Instruction ▸ From the entries below, copy every line that holds the word "times".

[Dataset items]
....

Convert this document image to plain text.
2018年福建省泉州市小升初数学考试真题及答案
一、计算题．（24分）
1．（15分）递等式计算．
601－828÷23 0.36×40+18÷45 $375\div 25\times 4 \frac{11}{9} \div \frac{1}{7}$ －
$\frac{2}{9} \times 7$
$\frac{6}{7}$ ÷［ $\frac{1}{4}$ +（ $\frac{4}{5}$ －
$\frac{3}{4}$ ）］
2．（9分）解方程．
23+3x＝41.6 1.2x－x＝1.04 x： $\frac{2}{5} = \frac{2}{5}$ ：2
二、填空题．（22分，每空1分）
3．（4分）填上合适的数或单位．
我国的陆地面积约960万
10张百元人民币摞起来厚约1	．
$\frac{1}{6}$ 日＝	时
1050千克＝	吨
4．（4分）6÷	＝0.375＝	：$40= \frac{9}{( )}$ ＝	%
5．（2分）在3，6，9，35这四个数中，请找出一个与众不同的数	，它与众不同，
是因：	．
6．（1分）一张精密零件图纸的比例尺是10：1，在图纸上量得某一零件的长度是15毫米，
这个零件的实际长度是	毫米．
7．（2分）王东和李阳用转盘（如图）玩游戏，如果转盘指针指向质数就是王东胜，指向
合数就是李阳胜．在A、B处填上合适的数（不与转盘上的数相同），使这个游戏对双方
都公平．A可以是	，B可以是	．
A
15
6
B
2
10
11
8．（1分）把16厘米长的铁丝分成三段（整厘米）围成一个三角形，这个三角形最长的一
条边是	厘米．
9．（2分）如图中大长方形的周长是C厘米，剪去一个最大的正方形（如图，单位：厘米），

....

Response ▸
601－828÷23 0.36×40+18÷45 $375\div 25\times 4 \frac{11}{9} \div \frac{1}{7}$ －
$\frac{2}{9} \times 7$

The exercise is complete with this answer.